→ YOUR TASK
Repeat what the lines below say, word for word, and skip every image.

→ GIVEN ENTRIES
# # # #

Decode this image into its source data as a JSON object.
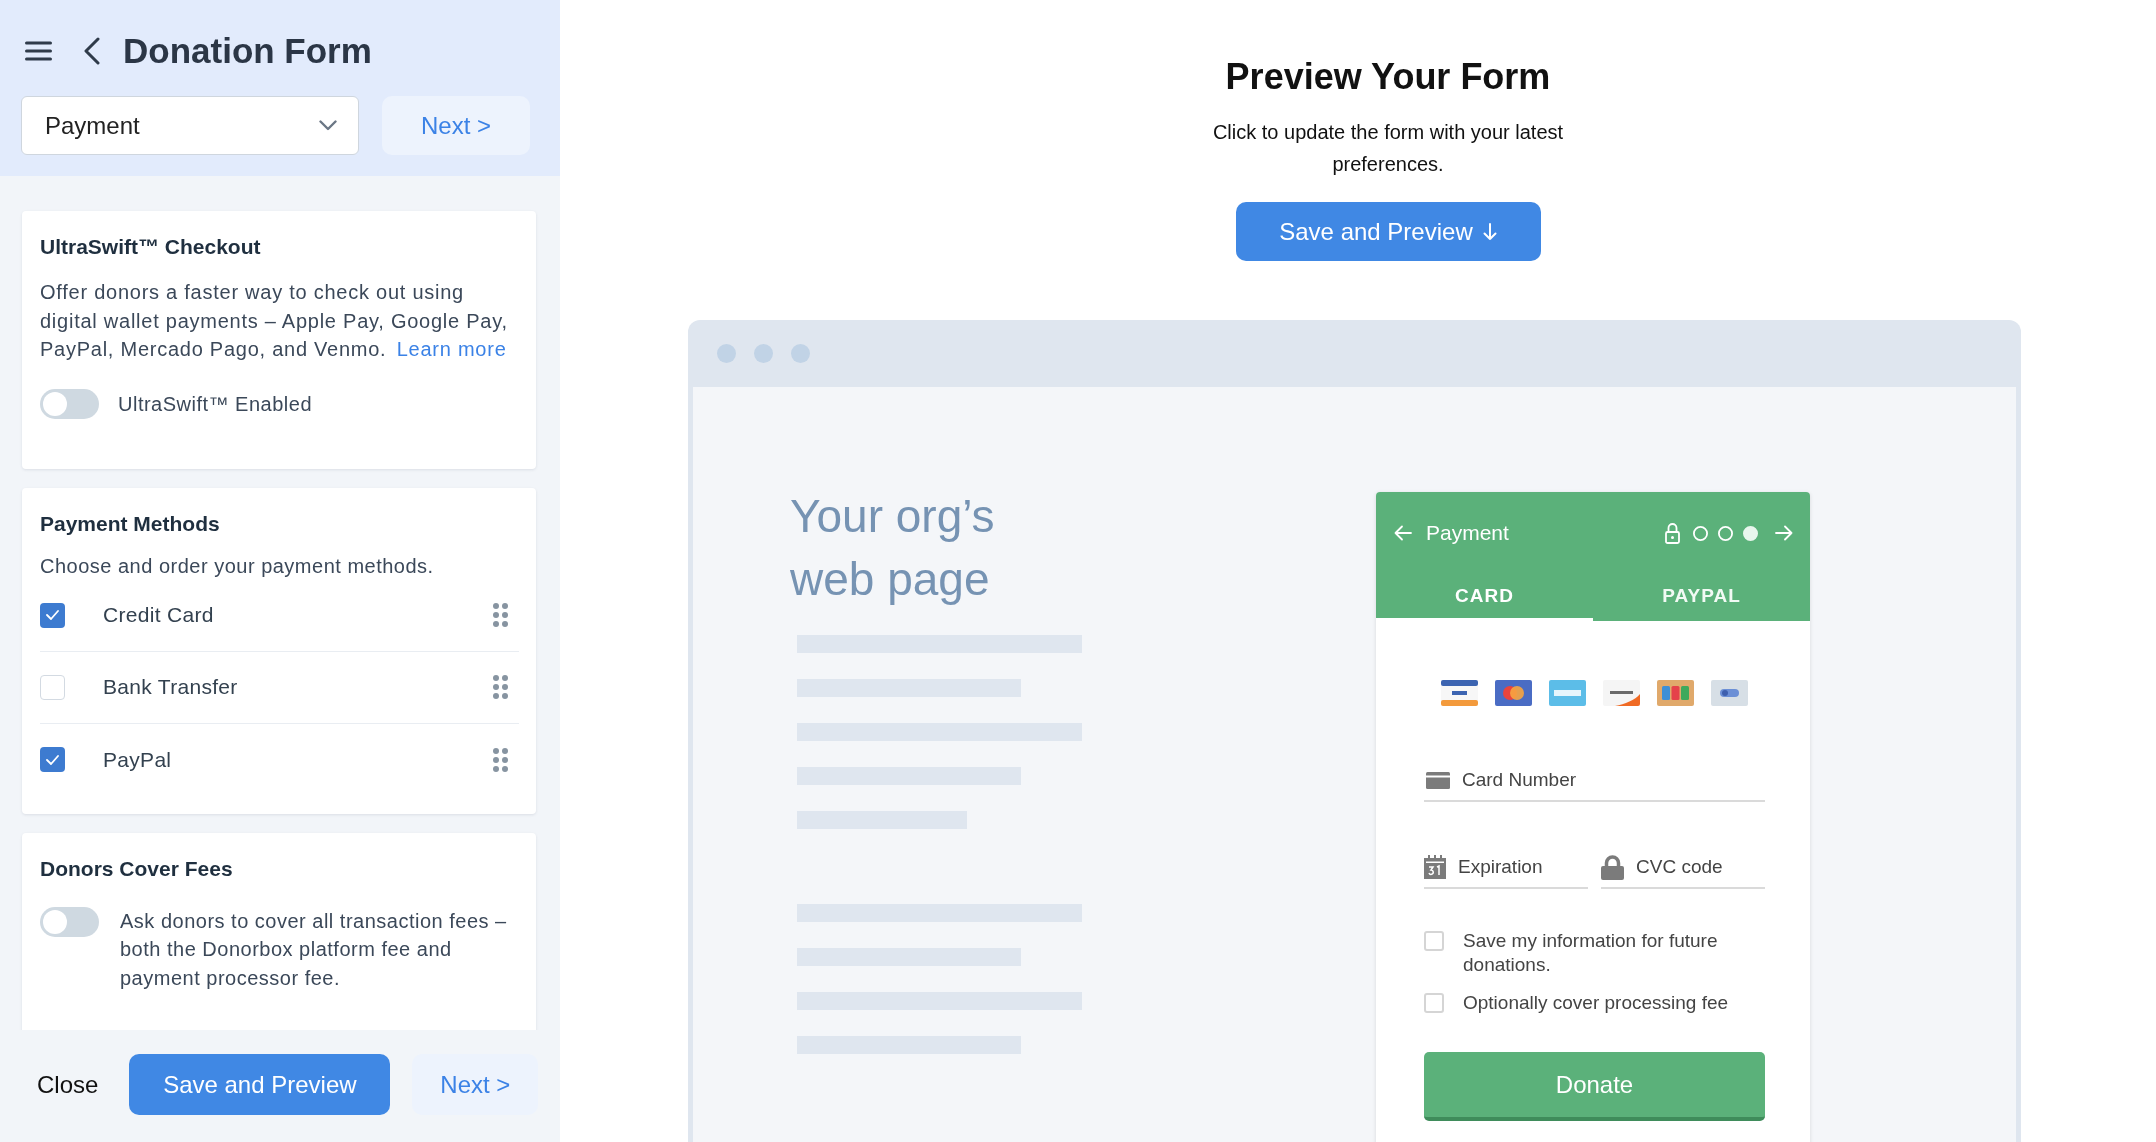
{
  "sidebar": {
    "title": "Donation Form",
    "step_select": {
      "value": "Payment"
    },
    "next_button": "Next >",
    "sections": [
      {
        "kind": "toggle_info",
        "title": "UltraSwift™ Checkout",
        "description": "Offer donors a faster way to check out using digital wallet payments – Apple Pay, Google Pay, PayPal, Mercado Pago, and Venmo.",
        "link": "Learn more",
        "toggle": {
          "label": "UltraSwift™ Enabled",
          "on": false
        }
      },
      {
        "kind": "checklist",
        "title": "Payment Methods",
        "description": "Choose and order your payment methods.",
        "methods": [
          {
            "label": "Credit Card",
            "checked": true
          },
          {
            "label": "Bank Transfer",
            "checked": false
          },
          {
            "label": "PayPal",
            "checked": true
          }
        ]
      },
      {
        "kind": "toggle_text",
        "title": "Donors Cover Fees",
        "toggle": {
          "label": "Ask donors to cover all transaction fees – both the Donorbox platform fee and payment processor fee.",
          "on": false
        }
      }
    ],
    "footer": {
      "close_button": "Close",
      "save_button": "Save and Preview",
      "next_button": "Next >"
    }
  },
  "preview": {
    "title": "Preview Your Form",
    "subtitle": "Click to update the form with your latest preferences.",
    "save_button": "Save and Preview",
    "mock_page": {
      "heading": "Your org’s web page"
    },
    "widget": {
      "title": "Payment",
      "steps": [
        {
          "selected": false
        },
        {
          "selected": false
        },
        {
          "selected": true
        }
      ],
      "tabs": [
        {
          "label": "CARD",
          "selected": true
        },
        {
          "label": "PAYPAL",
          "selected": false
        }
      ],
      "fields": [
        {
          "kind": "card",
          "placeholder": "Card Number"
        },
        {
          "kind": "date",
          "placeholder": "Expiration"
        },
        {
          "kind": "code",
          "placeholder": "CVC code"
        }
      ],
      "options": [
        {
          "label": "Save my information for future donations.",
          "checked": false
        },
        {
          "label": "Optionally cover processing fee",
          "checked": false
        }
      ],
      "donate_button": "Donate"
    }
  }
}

# # # #

→ RESPONSE TO THE EXERCISE
Decode this image into its source data as a JSON object.
{
  "sidebar": {
    "title": "Donation Form",
    "step_select": {
      "value": "Payment"
    },
    "next_button": "Next >",
    "sections": [
      {
        "kind": "toggle_info",
        "title": "UltraSwift™ Checkout",
        "description": "Offer donors a faster way to check out using digital wallet payments – Apple Pay, Google Pay, PayPal, Mercado Pago, and Venmo.",
        "link": "Learn more",
        "toggle": {
          "label": "UltraSwift™ Enabled",
          "on": false
        }
      },
      {
        "kind": "checklist",
        "title": "Payment Methods",
        "description": "Choose and order your payment methods.",
        "methods": [
          {
            "label": "Credit Card",
            "checked": true
          },
          {
            "label": "Bank Transfer",
            "checked": false
          },
          {
            "label": "PayPal",
            "checked": true
          }
        ]
      },
      {
        "kind": "toggle_text",
        "title": "Donors Cover Fees",
        "toggle": {
          "label": "Ask donors to cover all transaction fees – both the Donorbox platform fee and payment processor fee.",
          "on": false
        }
      }
    ],
    "footer": {
      "close_button": "Close",
      "save_button": "Save and Preview",
      "next_button": "Next >"
    }
  },
  "preview": {
    "title": "Preview Your Form",
    "subtitle": "Click to update the form with your latest preferences.",
    "save_button": "Save and Preview",
    "mock_page": {
      "heading": "Your org’s web page"
    },
    "widget": {
      "title": "Payment",
      "steps": [
        {
          "selected": false
        },
        {
          "selected": false
        },
        {
          "selected": true
        }
      ],
      "tabs": [
        {
          "label": "CARD",
          "selected": true
        },
        {
          "label": "PAYPAL",
          "selected": false
        }
      ],
      "fields": [
        {
          "kind": "card",
          "placeholder": "Card Number"
        },
        {
          "kind": "date",
          "placeholder": "Expiration"
        },
        {
          "kind": "code",
          "placeholder": "CVC code"
        }
      ],
      "options": [
        {
          "label": "Save my information for future donations.",
          "checked": false
        },
        {
          "label": "Optionally cover processing fee",
          "checked": false
        }
      ],
      "donate_button": "Donate"
    }
  }
}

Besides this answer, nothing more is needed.